Stored records:
════════════════

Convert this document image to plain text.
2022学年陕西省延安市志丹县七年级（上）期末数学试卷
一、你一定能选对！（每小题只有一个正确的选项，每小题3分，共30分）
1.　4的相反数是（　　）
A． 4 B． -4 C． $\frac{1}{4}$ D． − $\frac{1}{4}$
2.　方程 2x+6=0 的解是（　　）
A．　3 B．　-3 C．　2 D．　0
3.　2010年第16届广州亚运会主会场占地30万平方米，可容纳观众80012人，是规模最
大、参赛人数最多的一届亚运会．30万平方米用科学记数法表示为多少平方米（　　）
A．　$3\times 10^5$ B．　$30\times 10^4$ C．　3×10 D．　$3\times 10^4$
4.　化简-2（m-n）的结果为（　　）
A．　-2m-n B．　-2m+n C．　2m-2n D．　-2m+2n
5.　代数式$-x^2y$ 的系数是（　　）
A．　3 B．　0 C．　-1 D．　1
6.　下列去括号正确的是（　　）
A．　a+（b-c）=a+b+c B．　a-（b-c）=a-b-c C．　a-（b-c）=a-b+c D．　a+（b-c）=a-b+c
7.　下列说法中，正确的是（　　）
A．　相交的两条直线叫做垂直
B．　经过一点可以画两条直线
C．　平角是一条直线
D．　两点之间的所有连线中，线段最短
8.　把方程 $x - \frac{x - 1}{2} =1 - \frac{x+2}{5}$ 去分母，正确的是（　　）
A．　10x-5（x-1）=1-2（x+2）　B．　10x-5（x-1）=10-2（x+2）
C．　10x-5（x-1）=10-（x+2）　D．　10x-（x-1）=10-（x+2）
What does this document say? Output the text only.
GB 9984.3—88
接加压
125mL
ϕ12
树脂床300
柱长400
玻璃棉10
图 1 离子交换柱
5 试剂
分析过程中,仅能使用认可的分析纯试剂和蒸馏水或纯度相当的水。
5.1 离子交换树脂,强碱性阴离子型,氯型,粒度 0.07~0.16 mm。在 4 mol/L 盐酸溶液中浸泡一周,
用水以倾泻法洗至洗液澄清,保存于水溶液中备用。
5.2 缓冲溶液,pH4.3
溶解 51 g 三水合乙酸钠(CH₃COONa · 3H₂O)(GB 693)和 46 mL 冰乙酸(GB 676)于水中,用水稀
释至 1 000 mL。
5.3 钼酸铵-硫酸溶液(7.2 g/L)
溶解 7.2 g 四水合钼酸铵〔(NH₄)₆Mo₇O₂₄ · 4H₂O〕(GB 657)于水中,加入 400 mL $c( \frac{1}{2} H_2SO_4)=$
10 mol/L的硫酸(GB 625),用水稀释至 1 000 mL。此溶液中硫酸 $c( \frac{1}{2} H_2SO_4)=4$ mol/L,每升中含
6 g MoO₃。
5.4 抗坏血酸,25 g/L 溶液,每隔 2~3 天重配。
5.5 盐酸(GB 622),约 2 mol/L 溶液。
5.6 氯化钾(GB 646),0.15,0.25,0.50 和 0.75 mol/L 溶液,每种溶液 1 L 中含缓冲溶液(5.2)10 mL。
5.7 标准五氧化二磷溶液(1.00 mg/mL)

════════════════

• YOUR INSTRUCTIONS
Reproduce the records above exactly.

• REPLY TO THE TASK
Convert this document image to plain text.
2022学年陕西省延安市志丹县七年级（上）期末数学试卷
一、你一定能选对！（每小题只有一个正确的选项，每小题3分，共30分）
1.　4的相反数是（　　）
A． 4 B． -4 C． $\frac{1}{4}$ D． − $\frac{1}{4}$
2.　方程 2x+6=0 的解是（　　）
A．　3 B．　-3 C．　2 D．　0
3.　2010年第16届广州亚运会主会场占地30万平方米，可容纳观众80012人，是规模最
大、参赛人数最多的一届亚运会．30万平方米用科学记数法表示为多少平方米（　　）
A．　$3\times 10^5$ B．　$30\times 10^4$ C．　3×10 D．　$3\times 10^4$
4.　化简-2（m-n）的结果为（　　）
A．　-2m-n B．　-2m+n C．　2m-2n D．　-2m+2n
5.　代数式$-x^2y$ 的系数是（　　）
A．　3 B．　0 C．　-1 D．　1
6.　下列去括号正确的是（　　）
A．　a+（b-c）=a+b+c B．　a-（b-c）=a-b-c C．　a-（b-c）=a-b+c D．　a+（b-c）=a-b+c
7.　下列说法中，正确的是（　　）
A．　相交的两条直线叫做垂直
B．　经过一点可以画两条直线
C．　平角是一条直线
D．　两点之间的所有连线中，线段最短
8.　把方程 $x - \frac{x - 1}{2} =1 - \frac{x+2}{5}$ 去分母，正确的是（　　）
A．　10x-5（x-1）=1-2（x+2）　B．　10x-5（x-1）=10-2（x+2）
C．　10x-5（x-1）=10-（x+2）　D．　10x-（x-1）=10-（x+2）
What does this document say? Output the text only.
GB 9984.3—88
接加压
125mL
ϕ12
树脂床300
柱长400
玻璃棉10
图 1 离子交换柱
5 试剂
分析过程中,仅能使用认可的分析纯试剂和蒸馏水或纯度相当的水。
5.1 离子交换树脂,强碱性阴离子型,氯型,粒度 0.07~0.16 mm。在 4 mol/L 盐酸溶液中浸泡一周,
用水以倾泻法洗至洗液澄清,保存于水溶液中备用。
5.2 缓冲溶液,pH4.3
溶解 51 g 三水合乙酸钠(CH₃COONa · 3H₂O)(GB 693)和 46 mL 冰乙酸(GB 676)于水中,用水稀
释至 1 000 mL。
5.3 钼酸铵-硫酸溶液(7.2 g/L)
溶解 7.2 g 四水合钼酸铵〔(NH₄)₆Mo₇O₂₄ · 4H₂O〕(GB 657)于水中,加入 400 mL $c( \frac{1}{2} H_2SO_4)=$
10 mol/L的硫酸(GB 625),用水稀释至 1 000 mL。此溶液中硫酸 $c( \frac{1}{2} H_2SO_4)=4$ mol/L,每升中含
6 g MoO₃。
5.4 抗坏血酸,25 g/L 溶液,每隔 2~3 天重配。
5.5 盐酸(GB 622),约 2 mol/L 溶液。
5.6 氯化钾(GB 646),0.15,0.25,0.50 和 0.75 mol/L 溶液,每种溶液 1 L 中含缓冲溶液(5.2)10 mL。
5.7 标准五氧化二磷溶液(1.00 mg/mL)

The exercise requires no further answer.